**** RECORDS FOR THE TASK ****

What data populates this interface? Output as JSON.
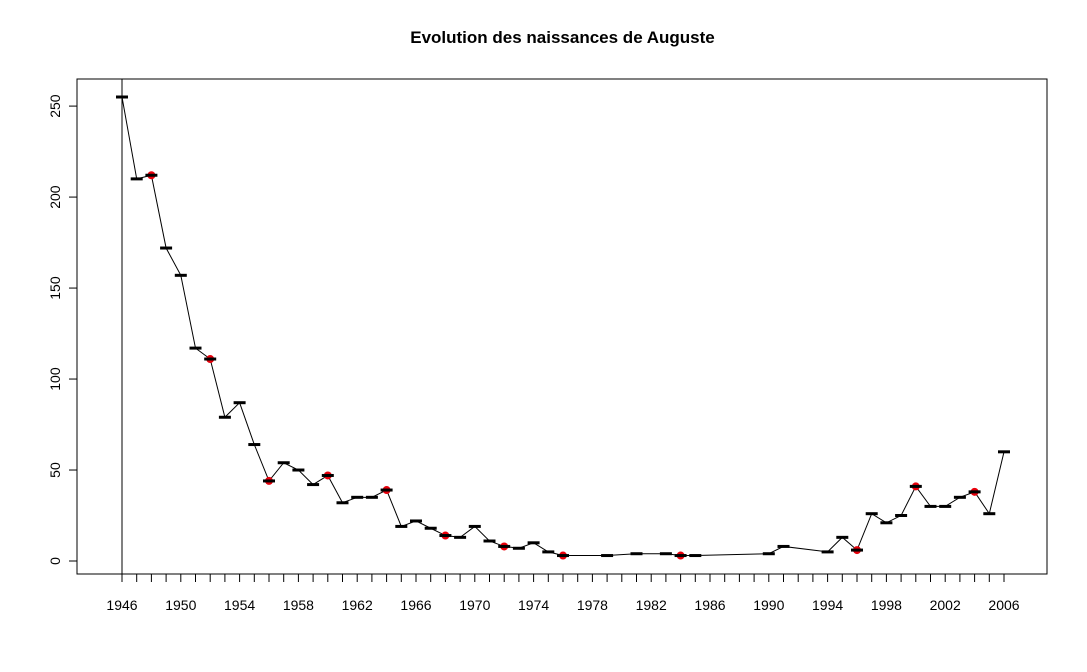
{
  "chart_data": {
    "type": "line",
    "title": "Evolution des naissances de Auguste",
    "xlabel": "",
    "ylabel": "",
    "x_ticks": [
      1946,
      1950,
      1954,
      1958,
      1962,
      1966,
      1970,
      1974,
      1978,
      1982,
      1986,
      1990,
      1994,
      1998,
      2002,
      2006
    ],
    "y_ticks": [
      0,
      50,
      100,
      150,
      200,
      250
    ],
    "xlim": [
      1946,
      2006
    ],
    "ylim": [
      0,
      255
    ],
    "grid": false,
    "vertical_line_at": 1946,
    "series": [
      {
        "x": [
          1946,
          1947,
          1948,
          1949,
          1950,
          1951,
          1952,
          1953,
          1954,
          1955,
          1956,
          1957,
          1958,
          1959,
          1960,
          1961,
          1962,
          1963,
          1964,
          1965,
          1966,
          1967,
          1968,
          1969,
          1970,
          1971,
          1972,
          1973,
          1974,
          1975,
          1976,
          1979,
          1981,
          1983,
          1984,
          1985,
          1990,
          1991,
          1994,
          1995,
          1996,
          1997,
          1998,
          1999,
          2000,
          2001,
          2002,
          2003,
          2004,
          2005,
          2006
        ],
        "values": [
          255,
          210,
          212,
          172,
          157,
          117,
          111,
          79,
          87,
          64,
          44,
          54,
          50,
          42,
          47,
          32,
          35,
          35,
          39,
          19,
          22,
          18,
          14,
          13,
          19,
          11,
          8,
          7,
          10,
          5,
          3,
          3,
          4,
          4,
          3,
          3,
          4,
          8,
          5,
          13,
          6,
          26,
          21,
          25,
          41,
          30,
          30,
          35,
          38,
          26,
          60
        ],
        "color": "#000000"
      }
    ],
    "highlighted_years": [
      1948,
      1952,
      1956,
      1960,
      1964,
      1968,
      1972,
      1976,
      1984,
      1996,
      2000,
      2004
    ],
    "highlight_color": "#e8000b"
  }
}
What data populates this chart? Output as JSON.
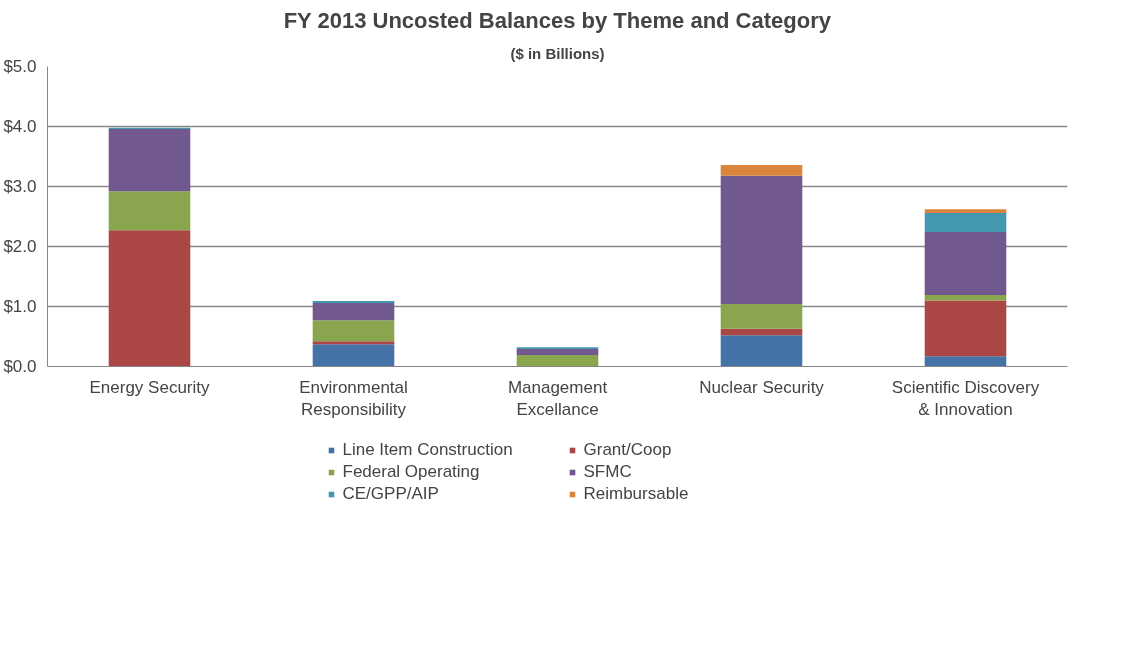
{
  "chart_data": {
    "type": "bar",
    "title": "FY 2013 Uncosted Balances by Theme and Category",
    "subtitle": "($ in Billions)",
    "categories": [
      "Energy Security",
      "Environmental\nResponsibility",
      "Management\nExcellance",
      "Nuclear Security",
      "Scientific Discovery\n& Innovation"
    ],
    "stacked": true,
    "series": [
      {
        "name": "Line Item Construction",
        "color": "#4572a7",
        "values": [
          0,
          0.37,
          0,
          0.52,
          0.17
        ]
      },
      {
        "name": "Grant/Coop",
        "color": "#aa4643",
        "values": [
          2.27,
          0.05,
          0,
          0.11,
          0.93
        ]
      },
      {
        "name": "Federal Operating",
        "color": "#89a54e",
        "values": [
          0.65,
          0.35,
          0.19,
          0.41,
          0.09
        ]
      },
      {
        "name": "SFMC",
        "color": "#71588f",
        "values": [
          1.04,
          0.29,
          0.1,
          2.14,
          1.05
        ]
      },
      {
        "name": "CE/GPP/AIP",
        "color": "#4198af",
        "values": [
          0.02,
          0.03,
          0.03,
          0,
          0.32
        ]
      },
      {
        "name": "Reimbursable",
        "color": "#db843d",
        "values": [
          0,
          0,
          0,
          0.18,
          0.06
        ]
      }
    ],
    "ylim": [
      0,
      5
    ],
    "yticks": [
      {
        "value": 0,
        "label": "$0.0"
      },
      {
        "value": 1,
        "label": "$1.0"
      },
      {
        "value": 2,
        "label": "$2.0"
      },
      {
        "value": 3,
        "label": "$3.0"
      },
      {
        "value": 4,
        "label": "$4.0"
      },
      {
        "value": 5,
        "label": "$5.0"
      }
    ],
    "grid": "y",
    "legend": "bottom"
  }
}
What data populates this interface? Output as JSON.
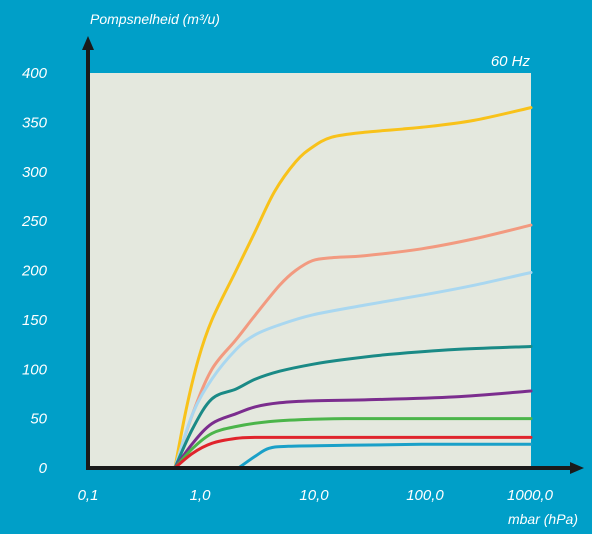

****

WRITTEN EXERCISE => Omit the pictures and give the material again, exactly and in full.

EXERCISE ANSWER =>
What data populates this interface? Output as JSON.
{
  "chart_data": {
    "type": "line",
    "title": "Evolution des naissances de Auguste",
    "xlabel": "",
    "ylabel": "",
    "x_ticks": [
      1946,
      1950,
      1954,
      1958,
      1962,
      1966,
      1970,
      1974,
      1978,
      1982,
      1986,
      1990,
      1994,
      1998,
      2002,
      2006
    ],
    "y_ticks": [
      0,
      50,
      100,
      150,
      200,
      250
    ],
    "xlim": [
      1946,
      2006
    ],
    "ylim": [
      0,
      255
    ],
    "grid": false,
    "vertical_line_at": 1946,
    "series": [
      {
        "x": [
          1946,
          1947,
          1948,
          1949,
          1950,
          1951,
          1952,
          1953,
          1954,
          1955,
          1956,
          1957,
          1958,
          1959,
          1960,
          1961,
          1962,
          1963,
          1964,
          1965,
          1966,
          1967,
          1968,
          1969,
          1970,
          1971,
          1972,
          1973,
          1974,
          1975,
          1976,
          1979,
          1981,
          1983,
          1984,
          1985,
          1990,
          1991,
          1994,
          1995,
          1996,
          1997,
          1998,
          1999,
          2000,
          2001,
          2002,
          2003,
          2004,
          2005,
          2006
        ],
        "values": [
          255,
          210,
          212,
          172,
          157,
          117,
          111,
          79,
          87,
          64,
          44,
          54,
          50,
          42,
          47,
          32,
          35,
          35,
          39,
          19,
          22,
          18,
          14,
          13,
          19,
          11,
          8,
          7,
          10,
          5,
          3,
          3,
          4,
          4,
          3,
          3,
          4,
          8,
          5,
          13,
          6,
          26,
          21,
          25,
          41,
          30,
          30,
          35,
          38,
          26,
          60
        ],
        "color": "#000000"
      }
    ],
    "highlighted_years": [
      1948,
      1952,
      1956,
      1960,
      1964,
      1968,
      1972,
      1976,
      1984,
      1996,
      2000,
      2004
    ],
    "highlight_color": "#e8000b"
  }
}
What data populates this chart? Output as JSON.
{
  "chart_data": {
    "type": "bar",
    "title": "FY 2013 Uncosted Balances by Theme and Category",
    "subtitle": "($ in Billions)",
    "categories": [
      "Energy Security",
      "Environmental\nResponsibility",
      "Management\nExcellance",
      "Nuclear Security",
      "Scientific Discovery\n& Innovation"
    ],
    "stacked": true,
    "series": [
      {
        "name": "Line Item Construction",
        "color": "#4572a7",
        "values": [
          0,
          0.37,
          0,
          0.52,
          0.17
        ]
      },
      {
        "name": "Grant/Coop",
        "color": "#aa4643",
        "values": [
          2.27,
          0.05,
          0,
          0.11,
          0.93
        ]
      },
      {
        "name": "Federal Operating",
        "color": "#89a54e",
        "values": [
          0.65,
          0.35,
          0.19,
          0.41,
          0.09
        ]
      },
      {
        "name": "SFMC",
        "color": "#71588f",
        "values": [
          1.04,
          0.29,
          0.1,
          2.14,
          1.05
        ]
      },
      {
        "name": "CE/GPP/AIP",
        "color": "#4198af",
        "values": [
          0.02,
          0.03,
          0.03,
          0,
          0.32
        ]
      },
      {
        "name": "Reimbursable",
        "color": "#db843d",
        "values": [
          0,
          0,
          0,
          0.18,
          0.06
        ]
      }
    ],
    "ylim": [
      0,
      5
    ],
    "yticks": [
      {
        "value": 0,
        "label": "$0.0"
      },
      {
        "value": 1,
        "label": "$1.0"
      },
      {
        "value": 2,
        "label": "$2.0"
      },
      {
        "value": 3,
        "label": "$3.0"
      },
      {
        "value": 4,
        "label": "$4.0"
      },
      {
        "value": 5,
        "label": "$5.0"
      }
    ],
    "grid": "y",
    "legend": "bottom"
  }
}
What data populates this interface? Output as JSON.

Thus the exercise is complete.